── TASK INPUT ──

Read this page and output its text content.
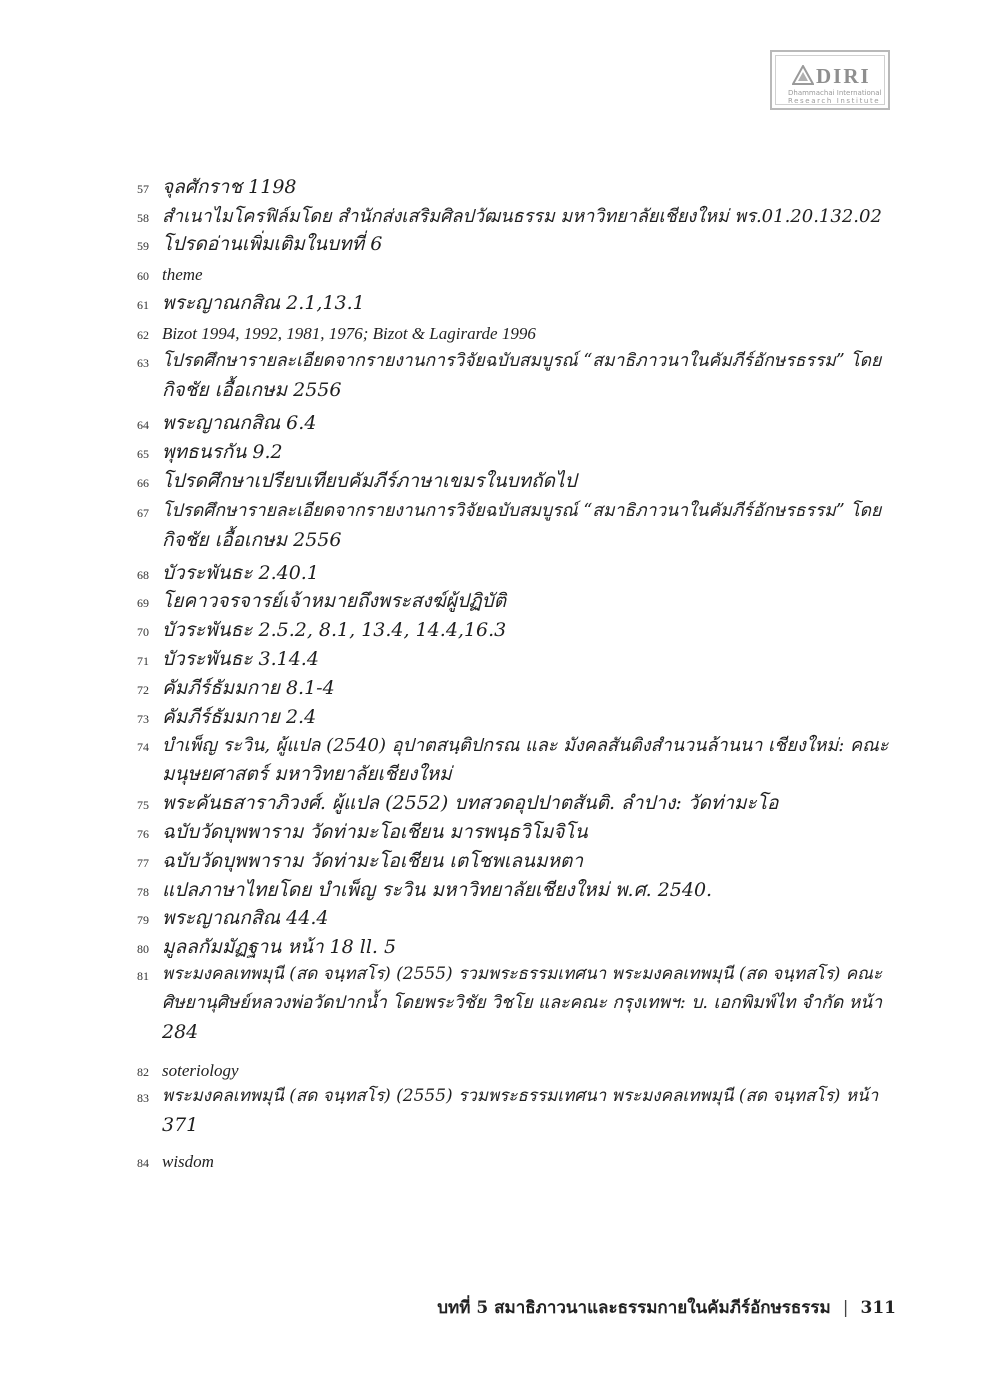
DIRI
Dhammachai International
Research Institute
57 จุลศักราช 1198
58 สำเนาไมโครฟิล์มโดย สำนักส่งเสริมศิลปวัฒนธรรม มหาวิทยาลัยเชียงใหม่ พร.01.20.132.02
59 โปรดอ่านเพิ่มเติมในบทที่ 6
60 theme
61 พระญาณกสิณ 2.1,13.1
62 Bizot 1994, 1992, 1981, 1976; Bizot & Lagirarde 1996
63 โปรดศึกษารายละเอียดจากรายงานการวิจัยฉบับสมบูรณ์ “สมาธิภาวนาในคัมภีร์อักษรธรรม” โดย
กิจชัย เอื้อเกษม 2556
64 พระญาณกสิณ 6.4
65 พุทธนรกัน 9.2
66 โปรดศึกษาเปรียบเทียบคัมภีร์ภาษาเขมรในบทถัดไป
67 โปรดศึกษารายละเอียดจากรายงานการวิจัยฉบับสมบูรณ์ “สมาธิภาวนาในคัมภีร์อักษรธรรม” โดย
กิจชัย เอื้อเกษม 2556
68 บัวระพันธะ 2.40.1
69 โยคาวจรจารย์เจ้าหมายถึงพระสงฆ์ผู้ปฏิบัติ
70 บัวระพันธะ 2.5.2, 8.1, 13.4, 14.4,16.3
71 บัวระพันธะ 3.14.4
72 คัมภีร์ธัมมกาย 8.1-4
73 คัมภีร์ธัมมกาย 2.4
74 บำเพ็ญ ระวิน, ผู้แปล (2540) อุปาตสนฺติปกรณ และ มังคลสันติงสำนวนล้านนา เชียงใหม่: คณะ
มนุษยศาสตร์ มหาวิทยาลัยเชียงใหม่
75 พระคันธสาราภิวงศ์. ผู้แปล (2552) บทสวดอุปปาตสันติ. ลำปาง: วัดท่ามะโอ
76 ฉบับวัดบุพพาราม วัดท่ามะโอเชียน มารพนฺธวิโมจิโน
77 ฉบับวัดบุพพาราม วัดท่ามะโอเชียน เตโชพเลนมหตา
78 แปลภาษาไทยโดย บำเพ็ญ ระวิน มหาวิทยาลัยเชียงใหม่ พ.ศ. 2540.
79 พระญาณกสิณ 44.4
80 มูลลกัมมัฏฐาน หน้า 18 ll. 5
81 พระมงคลเทพมุนี (สด จนฺทสโร) (2555) รวมพระธรรมเทศนา พระมงคลเทพมุนี (สด จนฺทสโร) คณะ
ศิษยานุศิษย์หลวงพ่อวัดปากน้ำ โดยพระวิชัย วิชโย และคณะ กรุงเทพฯ: บ. เอกพิมพ์ไท จำกัด หน้า
284
82 soteriology
83 พระมงคลเทพมุนี (สด จนฺทสโร) (2555) รวมพระธรรมเทศนา พระมงคลเทพมุนี (สด จนฺทสโร) หน้า
371
84 wisdom
บทที่ 5 สมาธิภาวนาและธรรมกายในคัมภีร์อักษรธรรม | 311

───

> _SET TASK_
Without the pictures, transcribe the listing above exactly.

> _WORKED ANSWER_
Read this page and output its text content.
DIRI
Dhammachai International
Research Institute
57 จุลศักราช 1198
58 สำเนาไมโครฟิล์มโดย สำนักส่งเสริมศิลปวัฒนธรรม มหาวิทยาลัยเชียงใหม่ พร.01.20.132.02
59 โปรดอ่านเพิ่มเติมในบทที่ 6
60 theme
61 พระญาณกสิณ 2.1,13.1
62 Bizot 1994, 1992, 1981, 1976; Bizot & Lagirarde 1996
63 โปรดศึกษารายละเอียดจากรายงานการวิจัยฉบับสมบูรณ์ “สมาธิภาวนาในคัมภีร์อักษรธรรม” โดย
กิจชัย เอื้อเกษม 2556
64 พระญาณกสิณ 6.4
65 พุทธนรกัน 9.2
66 โปรดศึกษาเปรียบเทียบคัมภีร์ภาษาเขมรในบทถัดไป
67 โปรดศึกษารายละเอียดจากรายงานการวิจัยฉบับสมบูรณ์ “สมาธิภาวนาในคัมภีร์อักษรธรรม” โดย
กิจชัย เอื้อเกษม 2556
68 บัวระพันธะ 2.40.1
69 โยคาวจรจารย์เจ้าหมายถึงพระสงฆ์ผู้ปฏิบัติ
70 บัวระพันธะ 2.5.2, 8.1, 13.4, 14.4,16.3
71 บัวระพันธะ 3.14.4
72 คัมภีร์ธัมมกาย 8.1-4
73 คัมภีร์ธัมมกาย 2.4
74 บำเพ็ญ ระวิน, ผู้แปล (2540) อุปาตสนฺติปกรณ และ มังคลสันติงสำนวนล้านนา เชียงใหม่: คณะ
มนุษยศาสตร์ มหาวิทยาลัยเชียงใหม่
75 พระคันธสาราภิวงศ์. ผู้แปล (2552) บทสวดอุปปาตสันติ. ลำปาง: วัดท่ามะโอ
76 ฉบับวัดบุพพาราม วัดท่ามะโอเชียน มารพนฺธวิโมจิโน
77 ฉบับวัดบุพพาราม วัดท่ามะโอเชียน เตโชพเลนมหตา
78 แปลภาษาไทยโดย บำเพ็ญ ระวิน มหาวิทยาลัยเชียงใหม่ พ.ศ. 2540.
79 พระญาณกสิณ 44.4
80 มูลลกัมมัฏฐาน หน้า 18 ll. 5
81 พระมงคลเทพมุนี (สด จนฺทสโร) (2555) รวมพระธรรมเทศนา พระมงคลเทพมุนี (สด จนฺทสโร) คณะ
ศิษยานุศิษย์หลวงพ่อวัดปากน้ำ โดยพระวิชัย วิชโย และคณะ กรุงเทพฯ: บ. เอกพิมพ์ไท จำกัด หน้า
284
82 soteriology
83 พระมงคลเทพมุนี (สด จนฺทสโร) (2555) รวมพระธรรมเทศนา พระมงคลเทพมุนี (สด จนฺทสโร) หน้า
371
84 wisdom
บทที่ 5 สมาธิภาวนาและธรรมกายในคัมภีร์อักษรธรรม | 311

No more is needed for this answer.